Every line of the data must be copied exactly.

Stored data →

==*==

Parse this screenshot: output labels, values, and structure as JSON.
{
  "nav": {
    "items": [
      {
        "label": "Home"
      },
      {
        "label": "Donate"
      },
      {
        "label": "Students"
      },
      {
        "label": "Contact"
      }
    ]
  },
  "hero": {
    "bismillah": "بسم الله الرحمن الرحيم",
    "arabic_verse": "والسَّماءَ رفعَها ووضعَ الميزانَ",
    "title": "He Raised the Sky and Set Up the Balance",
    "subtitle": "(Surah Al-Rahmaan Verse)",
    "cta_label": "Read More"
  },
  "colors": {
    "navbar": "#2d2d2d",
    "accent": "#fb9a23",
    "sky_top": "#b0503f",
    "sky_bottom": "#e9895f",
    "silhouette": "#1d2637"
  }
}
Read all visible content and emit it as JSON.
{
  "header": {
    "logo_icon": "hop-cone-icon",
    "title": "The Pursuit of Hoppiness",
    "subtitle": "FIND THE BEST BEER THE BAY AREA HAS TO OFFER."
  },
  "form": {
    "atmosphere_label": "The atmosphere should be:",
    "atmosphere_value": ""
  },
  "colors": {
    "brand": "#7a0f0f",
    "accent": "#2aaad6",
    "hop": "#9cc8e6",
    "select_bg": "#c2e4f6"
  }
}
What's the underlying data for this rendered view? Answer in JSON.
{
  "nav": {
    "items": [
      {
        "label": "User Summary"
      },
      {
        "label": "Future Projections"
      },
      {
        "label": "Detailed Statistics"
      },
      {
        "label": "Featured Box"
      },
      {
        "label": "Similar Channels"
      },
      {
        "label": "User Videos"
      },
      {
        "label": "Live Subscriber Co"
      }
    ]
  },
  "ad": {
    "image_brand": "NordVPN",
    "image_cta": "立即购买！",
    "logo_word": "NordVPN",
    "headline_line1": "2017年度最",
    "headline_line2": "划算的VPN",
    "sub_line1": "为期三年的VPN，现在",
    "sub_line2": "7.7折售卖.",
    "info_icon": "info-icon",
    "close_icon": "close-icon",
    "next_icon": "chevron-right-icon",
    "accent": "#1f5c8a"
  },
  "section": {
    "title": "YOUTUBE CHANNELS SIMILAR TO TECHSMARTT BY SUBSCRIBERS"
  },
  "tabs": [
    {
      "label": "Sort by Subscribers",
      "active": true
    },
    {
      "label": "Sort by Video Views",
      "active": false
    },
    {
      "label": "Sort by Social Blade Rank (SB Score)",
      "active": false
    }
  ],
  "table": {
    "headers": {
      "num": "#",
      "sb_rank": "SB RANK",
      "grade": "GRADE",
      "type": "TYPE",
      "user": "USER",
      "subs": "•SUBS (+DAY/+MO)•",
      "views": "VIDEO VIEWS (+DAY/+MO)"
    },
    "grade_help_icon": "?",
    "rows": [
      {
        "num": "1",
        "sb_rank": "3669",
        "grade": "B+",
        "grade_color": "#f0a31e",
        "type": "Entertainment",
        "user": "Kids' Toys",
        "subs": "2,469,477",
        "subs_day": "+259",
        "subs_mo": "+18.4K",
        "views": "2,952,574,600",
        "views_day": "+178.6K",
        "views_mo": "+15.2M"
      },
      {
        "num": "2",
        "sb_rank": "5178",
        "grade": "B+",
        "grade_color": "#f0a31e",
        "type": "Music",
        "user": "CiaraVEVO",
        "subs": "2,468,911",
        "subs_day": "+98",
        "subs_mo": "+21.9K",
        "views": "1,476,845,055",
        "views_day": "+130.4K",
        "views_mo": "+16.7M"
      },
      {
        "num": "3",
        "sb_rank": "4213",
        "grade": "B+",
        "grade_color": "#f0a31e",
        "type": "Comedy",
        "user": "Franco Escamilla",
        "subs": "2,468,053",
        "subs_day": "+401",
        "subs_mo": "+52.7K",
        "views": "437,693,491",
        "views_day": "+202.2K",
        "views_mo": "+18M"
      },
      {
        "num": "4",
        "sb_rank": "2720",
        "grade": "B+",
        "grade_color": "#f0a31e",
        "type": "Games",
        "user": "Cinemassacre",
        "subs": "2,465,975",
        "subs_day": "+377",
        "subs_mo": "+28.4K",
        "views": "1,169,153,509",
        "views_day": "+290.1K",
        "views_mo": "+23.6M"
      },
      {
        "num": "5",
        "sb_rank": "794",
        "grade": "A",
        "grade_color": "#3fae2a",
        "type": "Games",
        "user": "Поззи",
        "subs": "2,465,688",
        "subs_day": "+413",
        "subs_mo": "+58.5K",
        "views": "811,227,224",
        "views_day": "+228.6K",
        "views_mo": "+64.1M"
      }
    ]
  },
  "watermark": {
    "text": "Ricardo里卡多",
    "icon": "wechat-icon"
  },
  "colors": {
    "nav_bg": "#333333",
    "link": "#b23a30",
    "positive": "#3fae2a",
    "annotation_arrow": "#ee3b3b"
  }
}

==*==

Task result →
Parse this screenshot: output labels, values, and structure as JSON.
{
  "nav": {
    "items": [
      {
        "label": "Home"
      },
      {
        "label": "Donate"
      },
      {
        "label": "Students"
      },
      {
        "label": "Contact"
      }
    ]
  },
  "hero": {
    "bismillah": "بسم الله الرحمن الرحيم",
    "arabic_verse": "والسَّماءَ رفعَها ووضعَ الميزانَ",
    "title": "He Raised the Sky and Set Up the Balance",
    "subtitle": "(Surah Al-Rahmaan Verse)",
    "cta_label": "Read More"
  },
  "colors": {
    "navbar": "#2d2d2d",
    "accent": "#fb9a23",
    "sky_top": "#b0503f",
    "sky_bottom": "#e9895f",
    "silhouette": "#1d2637"
  }
}
Read all visible content and emit it as JSON.
{
  "header": {
    "logo_icon": "hop-cone-icon",
    "title": "The Pursuit of Hoppiness",
    "subtitle": "FIND THE BEST BEER THE BAY AREA HAS TO OFFER."
  },
  "form": {
    "atmosphere_label": "The atmosphere should be:",
    "atmosphere_value": ""
  },
  "colors": {
    "brand": "#7a0f0f",
    "accent": "#2aaad6",
    "hop": "#9cc8e6",
    "select_bg": "#c2e4f6"
  }
}
What's the underlying data for this rendered view? Answer in JSON.
{
  "nav": {
    "items": [
      {
        "label": "User Summary"
      },
      {
        "label": "Future Projections"
      },
      {
        "label": "Detailed Statistics"
      },
      {
        "label": "Featured Box"
      },
      {
        "label": "Similar Channels"
      },
      {
        "label": "User Videos"
      },
      {
        "label": "Live Subscriber Co"
      }
    ]
  },
  "ad": {
    "image_brand": "NordVPN",
    "image_cta": "立即购买！",
    "logo_word": "NordVPN",
    "headline_line1": "2017年度最",
    "headline_line2": "划算的VPN",
    "sub_line1": "为期三年的VPN，现在",
    "sub_line2": "7.7折售卖.",
    "info_icon": "info-icon",
    "close_icon": "close-icon",
    "next_icon": "chevron-right-icon",
    "accent": "#1f5c8a"
  },
  "section": {
    "title": "YOUTUBE CHANNELS SIMILAR TO TECHSMARTT BY SUBSCRIBERS"
  },
  "tabs": [
    {
      "label": "Sort by Subscribers",
      "active": true
    },
    {
      "label": "Sort by Video Views",
      "active": false
    },
    {
      "label": "Sort by Social Blade Rank (SB Score)",
      "active": false
    }
  ],
  "table": {
    "headers": {
      "num": "#",
      "sb_rank": "SB RANK",
      "grade": "GRADE",
      "type": "TYPE",
      "user": "USER",
      "subs": "•SUBS (+DAY/+MO)•",
      "views": "VIDEO VIEWS (+DAY/+MO)"
    },
    "grade_help_icon": "?",
    "rows": [
      {
        "num": "1",
        "sb_rank": "3669",
        "grade": "B+",
        "grade_color": "#f0a31e",
        "type": "Entertainment",
        "user": "Kids' Toys",
        "subs": "2,469,477",
        "subs_day": "+259",
        "subs_mo": "+18.4K",
        "views": "2,952,574,600",
        "views_day": "+178.6K",
        "views_mo": "+15.2M"
      },
      {
        "num": "2",
        "sb_rank": "5178",
        "grade": "B+",
        "grade_color": "#f0a31e",
        "type": "Music",
        "user": "CiaraVEVO",
        "subs": "2,468,911",
        "subs_day": "+98",
        "subs_mo": "+21.9K",
        "views": "1,476,845,055",
        "views_day": "+130.4K",
        "views_mo": "+16.7M"
      },
      {
        "num": "3",
        "sb_rank": "4213",
        "grade": "B+",
        "grade_color": "#f0a31e",
        "type": "Comedy",
        "user": "Franco Escamilla",
        "subs": "2,468,053",
        "subs_day": "+401",
        "subs_mo": "+52.7K",
        "views": "437,693,491",
        "views_day": "+202.2K",
        "views_mo": "+18M"
      },
      {
        "num": "4",
        "sb_rank": "2720",
        "grade": "B+",
        "grade_color": "#f0a31e",
        "type": "Games",
        "user": "Cinemassacre",
        "subs": "2,465,975",
        "subs_day": "+377",
        "subs_mo": "+28.4K",
        "views": "1,169,153,509",
        "views_day": "+290.1K",
        "views_mo": "+23.6M"
      },
      {
        "num": "5",
        "sb_rank": "794",
        "grade": "A",
        "grade_color": "#3fae2a",
        "type": "Games",
        "user": "Поззи",
        "subs": "2,465,688",
        "subs_day": "+413",
        "subs_mo": "+58.5K",
        "views": "811,227,224",
        "views_day": "+228.6K",
        "views_mo": "+64.1M"
      }
    ]
  },
  "watermark": {
    "text": "Ricardo里卡多",
    "icon": "wechat-icon"
  },
  "colors": {
    "nav_bg": "#333333",
    "link": "#b23a30",
    "positive": "#3fae2a",
    "annotation_arrow": "#ee3b3b"
  }
}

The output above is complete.